* [正文部分]
气管内插管时导管尺寸及鼻气管导管鼻内压迫对呼吸压力损失的作用：一项实验室研究

Role of tube size and intranasal compression of the nasotracheal tube in respiratory pressure loss during nasotracheal intubation: a laboratory study.

作者信息

Futagawa Koichi, Takasugi Yoshihiro, Kobayashi Takeharu, Morishita Satoshi, Okuda Takahiko

机构信息

Department of Anesthesiology, Nara Hospital, Kindai University Faculty of Medicine, 1248-1 Otodacho, Ikoma, Nara, 630-0293, Japan.

Department of Anesthesiology, Kindai University Faculty of Medicine, 377-2 Ohno-higashi, Osaka-sayama, Osaka, 589-8511, Japan.

出版信息

BMC Anesthesiol. 2017 Oct 17;17(1):141. doi: 10.1186/s12871-017-0432-1.

DOI:10.1186/s12871-017-0432-1

PMID:29041911

原文链接:https://pmc.ncbi.nlm.nih.gov/articles/PMC5645985/

Abstract

BACKGROUND

Small nasotracheal tubes (NTTs) and intranasal compression of the NTT in the nasal cavity may contribute to increasing airway resistance. Since the effects of size, shape, and partial compression of the NTT on airway resistance have not been investigated, values of airway resistance with partial compression of preformed NTTs of various sizes were determined.

* [所附记录]
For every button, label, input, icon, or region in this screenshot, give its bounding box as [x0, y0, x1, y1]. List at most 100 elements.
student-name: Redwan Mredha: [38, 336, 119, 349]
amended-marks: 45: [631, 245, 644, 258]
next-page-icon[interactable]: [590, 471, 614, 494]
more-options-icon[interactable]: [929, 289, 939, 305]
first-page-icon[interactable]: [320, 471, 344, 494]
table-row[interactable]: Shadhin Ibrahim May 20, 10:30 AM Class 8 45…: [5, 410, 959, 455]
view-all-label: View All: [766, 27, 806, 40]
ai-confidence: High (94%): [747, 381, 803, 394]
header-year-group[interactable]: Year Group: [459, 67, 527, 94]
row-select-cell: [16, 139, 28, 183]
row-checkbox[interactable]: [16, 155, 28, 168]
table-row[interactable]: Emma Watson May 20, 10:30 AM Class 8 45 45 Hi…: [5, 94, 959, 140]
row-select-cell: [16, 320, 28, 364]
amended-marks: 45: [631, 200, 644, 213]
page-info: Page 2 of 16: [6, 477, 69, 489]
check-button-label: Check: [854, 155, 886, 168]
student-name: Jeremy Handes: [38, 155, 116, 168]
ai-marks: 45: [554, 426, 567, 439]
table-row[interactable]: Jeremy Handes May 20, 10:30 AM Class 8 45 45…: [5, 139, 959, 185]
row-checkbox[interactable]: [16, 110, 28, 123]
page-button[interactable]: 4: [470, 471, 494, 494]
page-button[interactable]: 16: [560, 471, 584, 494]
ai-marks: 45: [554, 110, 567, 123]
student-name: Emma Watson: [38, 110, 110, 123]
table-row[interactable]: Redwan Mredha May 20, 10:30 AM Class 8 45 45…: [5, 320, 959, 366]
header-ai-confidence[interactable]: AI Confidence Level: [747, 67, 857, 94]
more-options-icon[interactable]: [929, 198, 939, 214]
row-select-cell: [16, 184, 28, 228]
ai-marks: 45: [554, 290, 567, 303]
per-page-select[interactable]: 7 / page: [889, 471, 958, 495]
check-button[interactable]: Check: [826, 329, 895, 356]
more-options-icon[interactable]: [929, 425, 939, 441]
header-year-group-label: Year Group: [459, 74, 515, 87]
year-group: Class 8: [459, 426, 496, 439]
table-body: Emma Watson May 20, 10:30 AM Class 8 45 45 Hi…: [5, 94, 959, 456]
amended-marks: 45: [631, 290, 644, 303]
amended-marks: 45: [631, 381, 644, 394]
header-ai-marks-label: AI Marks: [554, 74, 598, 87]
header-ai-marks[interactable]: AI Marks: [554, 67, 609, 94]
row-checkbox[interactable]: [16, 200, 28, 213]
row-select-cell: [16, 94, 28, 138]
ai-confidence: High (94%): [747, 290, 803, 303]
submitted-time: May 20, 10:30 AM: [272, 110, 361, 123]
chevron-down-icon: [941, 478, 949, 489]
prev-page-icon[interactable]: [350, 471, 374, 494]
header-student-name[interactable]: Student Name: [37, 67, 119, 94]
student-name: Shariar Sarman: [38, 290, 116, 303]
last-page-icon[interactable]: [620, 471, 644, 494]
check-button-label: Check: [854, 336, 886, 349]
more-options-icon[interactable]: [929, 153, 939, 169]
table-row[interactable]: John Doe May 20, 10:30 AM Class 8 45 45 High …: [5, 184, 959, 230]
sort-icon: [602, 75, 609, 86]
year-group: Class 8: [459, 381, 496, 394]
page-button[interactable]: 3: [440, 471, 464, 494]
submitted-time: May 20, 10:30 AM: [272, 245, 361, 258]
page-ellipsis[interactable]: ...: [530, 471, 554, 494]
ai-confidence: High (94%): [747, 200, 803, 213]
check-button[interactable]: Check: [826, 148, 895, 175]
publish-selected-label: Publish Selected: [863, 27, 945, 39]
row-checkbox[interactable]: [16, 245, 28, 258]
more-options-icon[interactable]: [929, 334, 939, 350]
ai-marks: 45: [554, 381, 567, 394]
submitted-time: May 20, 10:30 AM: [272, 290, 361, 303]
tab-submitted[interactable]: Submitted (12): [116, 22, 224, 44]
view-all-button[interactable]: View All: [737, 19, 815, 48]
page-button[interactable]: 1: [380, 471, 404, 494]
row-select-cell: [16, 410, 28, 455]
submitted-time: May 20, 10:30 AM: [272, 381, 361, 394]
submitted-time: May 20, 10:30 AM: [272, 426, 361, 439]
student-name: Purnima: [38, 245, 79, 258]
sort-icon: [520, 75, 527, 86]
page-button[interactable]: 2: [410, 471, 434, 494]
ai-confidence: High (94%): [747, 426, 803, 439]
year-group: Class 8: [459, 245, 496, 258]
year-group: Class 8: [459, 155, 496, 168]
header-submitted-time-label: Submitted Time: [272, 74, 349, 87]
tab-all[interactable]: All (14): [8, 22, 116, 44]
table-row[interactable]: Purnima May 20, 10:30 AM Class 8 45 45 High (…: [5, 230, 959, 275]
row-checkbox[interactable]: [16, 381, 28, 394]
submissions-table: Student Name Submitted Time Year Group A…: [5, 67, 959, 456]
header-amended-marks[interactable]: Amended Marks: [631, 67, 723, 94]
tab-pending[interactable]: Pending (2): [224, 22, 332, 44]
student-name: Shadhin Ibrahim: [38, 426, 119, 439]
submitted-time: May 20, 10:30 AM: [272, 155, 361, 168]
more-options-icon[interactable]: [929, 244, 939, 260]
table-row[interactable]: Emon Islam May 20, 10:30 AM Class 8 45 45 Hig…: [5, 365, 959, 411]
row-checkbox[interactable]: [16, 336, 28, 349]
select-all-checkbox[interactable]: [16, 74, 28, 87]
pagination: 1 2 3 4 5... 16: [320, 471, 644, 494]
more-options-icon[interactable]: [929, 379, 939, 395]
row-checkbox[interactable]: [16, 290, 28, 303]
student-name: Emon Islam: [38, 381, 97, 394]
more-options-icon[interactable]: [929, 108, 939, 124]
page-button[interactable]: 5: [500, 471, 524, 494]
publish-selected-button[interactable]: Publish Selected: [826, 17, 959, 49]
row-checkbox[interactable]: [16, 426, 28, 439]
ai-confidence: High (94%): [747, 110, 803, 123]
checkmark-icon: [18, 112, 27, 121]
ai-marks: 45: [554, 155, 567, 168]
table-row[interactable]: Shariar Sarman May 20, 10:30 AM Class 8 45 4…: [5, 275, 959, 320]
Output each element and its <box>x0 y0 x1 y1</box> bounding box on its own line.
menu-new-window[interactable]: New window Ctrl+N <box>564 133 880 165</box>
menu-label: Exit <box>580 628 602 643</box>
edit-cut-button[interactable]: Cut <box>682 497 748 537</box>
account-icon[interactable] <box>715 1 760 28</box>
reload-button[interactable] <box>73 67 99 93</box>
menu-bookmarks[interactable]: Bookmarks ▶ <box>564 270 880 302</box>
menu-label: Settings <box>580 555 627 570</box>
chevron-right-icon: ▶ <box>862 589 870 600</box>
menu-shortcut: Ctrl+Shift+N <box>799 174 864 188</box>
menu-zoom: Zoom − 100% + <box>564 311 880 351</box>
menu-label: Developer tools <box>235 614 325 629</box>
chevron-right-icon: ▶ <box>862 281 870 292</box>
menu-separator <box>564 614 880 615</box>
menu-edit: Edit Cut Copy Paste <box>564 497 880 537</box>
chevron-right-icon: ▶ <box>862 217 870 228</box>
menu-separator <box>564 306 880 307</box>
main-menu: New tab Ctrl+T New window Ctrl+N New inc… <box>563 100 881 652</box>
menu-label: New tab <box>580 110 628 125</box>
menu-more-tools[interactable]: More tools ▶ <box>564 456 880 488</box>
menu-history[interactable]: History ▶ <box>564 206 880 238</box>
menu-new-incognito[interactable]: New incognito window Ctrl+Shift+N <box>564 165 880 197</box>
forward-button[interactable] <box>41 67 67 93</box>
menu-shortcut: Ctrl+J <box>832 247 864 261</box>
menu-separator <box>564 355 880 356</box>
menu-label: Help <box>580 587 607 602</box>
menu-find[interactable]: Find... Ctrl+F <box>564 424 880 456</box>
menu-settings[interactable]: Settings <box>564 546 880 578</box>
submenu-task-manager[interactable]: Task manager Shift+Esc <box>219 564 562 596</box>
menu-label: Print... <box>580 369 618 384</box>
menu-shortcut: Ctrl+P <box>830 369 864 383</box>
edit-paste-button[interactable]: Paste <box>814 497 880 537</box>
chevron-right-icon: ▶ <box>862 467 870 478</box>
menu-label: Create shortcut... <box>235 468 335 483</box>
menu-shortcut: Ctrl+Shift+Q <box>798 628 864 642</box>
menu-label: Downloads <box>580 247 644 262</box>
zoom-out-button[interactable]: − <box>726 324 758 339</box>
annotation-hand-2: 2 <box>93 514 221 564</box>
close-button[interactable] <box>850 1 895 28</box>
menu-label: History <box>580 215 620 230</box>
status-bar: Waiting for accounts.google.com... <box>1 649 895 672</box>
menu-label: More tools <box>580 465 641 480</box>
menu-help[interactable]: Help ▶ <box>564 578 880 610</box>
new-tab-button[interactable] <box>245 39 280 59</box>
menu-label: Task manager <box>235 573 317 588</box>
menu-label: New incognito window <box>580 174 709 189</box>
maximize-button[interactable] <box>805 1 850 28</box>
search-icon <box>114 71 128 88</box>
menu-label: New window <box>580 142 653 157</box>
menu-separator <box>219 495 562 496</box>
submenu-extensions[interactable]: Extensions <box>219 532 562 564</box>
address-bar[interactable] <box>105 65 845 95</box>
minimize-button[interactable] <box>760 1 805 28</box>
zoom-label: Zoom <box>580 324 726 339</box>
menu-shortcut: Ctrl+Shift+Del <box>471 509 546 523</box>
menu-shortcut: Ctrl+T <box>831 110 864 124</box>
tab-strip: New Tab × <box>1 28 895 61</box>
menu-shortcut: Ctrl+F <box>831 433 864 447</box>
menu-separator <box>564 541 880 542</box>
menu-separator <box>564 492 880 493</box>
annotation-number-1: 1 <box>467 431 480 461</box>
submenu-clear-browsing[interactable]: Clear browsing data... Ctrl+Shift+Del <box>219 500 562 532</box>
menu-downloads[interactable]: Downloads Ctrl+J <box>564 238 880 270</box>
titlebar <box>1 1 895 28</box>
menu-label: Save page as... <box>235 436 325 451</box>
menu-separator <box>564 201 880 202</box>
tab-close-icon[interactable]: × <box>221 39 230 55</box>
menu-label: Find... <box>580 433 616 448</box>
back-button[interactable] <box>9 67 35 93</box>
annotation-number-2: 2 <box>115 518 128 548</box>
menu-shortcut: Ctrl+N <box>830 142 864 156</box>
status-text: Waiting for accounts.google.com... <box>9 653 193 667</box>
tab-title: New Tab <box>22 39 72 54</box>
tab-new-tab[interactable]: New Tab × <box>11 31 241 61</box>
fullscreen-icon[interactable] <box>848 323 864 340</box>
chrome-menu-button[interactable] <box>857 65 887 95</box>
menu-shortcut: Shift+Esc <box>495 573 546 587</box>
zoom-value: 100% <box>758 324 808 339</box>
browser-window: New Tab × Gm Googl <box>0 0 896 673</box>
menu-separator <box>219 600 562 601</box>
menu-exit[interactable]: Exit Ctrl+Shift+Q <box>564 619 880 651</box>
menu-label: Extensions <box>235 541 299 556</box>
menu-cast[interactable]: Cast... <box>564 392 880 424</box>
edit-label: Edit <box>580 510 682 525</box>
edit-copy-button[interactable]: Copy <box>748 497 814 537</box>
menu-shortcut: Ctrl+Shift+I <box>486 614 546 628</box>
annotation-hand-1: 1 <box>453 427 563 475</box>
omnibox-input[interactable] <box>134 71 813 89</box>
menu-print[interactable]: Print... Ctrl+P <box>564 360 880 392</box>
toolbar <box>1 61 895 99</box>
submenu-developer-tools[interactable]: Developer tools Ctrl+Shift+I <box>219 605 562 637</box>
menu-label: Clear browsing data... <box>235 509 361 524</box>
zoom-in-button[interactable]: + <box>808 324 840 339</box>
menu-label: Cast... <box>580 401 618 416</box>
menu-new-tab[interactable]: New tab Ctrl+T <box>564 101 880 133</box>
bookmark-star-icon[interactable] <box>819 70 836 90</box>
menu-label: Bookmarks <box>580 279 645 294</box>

* [任务 A]
照录鼻气管导管一文中的一段，起于“PMID:29041911”，止于“sizes were determined.”。
* [任务 B]
接着鼻气管导管一文的末句往下续写。

* [答案 A]
PMID:29041911

原文链接:https://pmc.ncbi.nlm.nih.gov/articles/PMC5645985/

Abstract

BACKGROUND

Small nasotracheal tubes (NTTs) and intranasal compression of the NTT in the nasal cavity may contribute to increasing airway resistance. Since the effects of size, shape, and partial compression of the NTT on airway resistance have not been investigated, values of airway resistance with partial compression of preformed NTTs of various sizes were determined.

* [答案 B]
METHODS

To determine the factors affecting the respiratory pressure loss during the nasotracheal intubation, physical and fluid dynamics simulations were used. The internal minor axes of NTTs in the nasal cavity of intubated patients were measured using dial calipers. In physical and fluid dynamics simulations, pressure losses through the tubular parts, compressed parts, and slip joints of NTTs with internal diameters (IDs) of 6.0, 6.5, 7.0, 7.5, and 8.0 mm were estimated under partial compression.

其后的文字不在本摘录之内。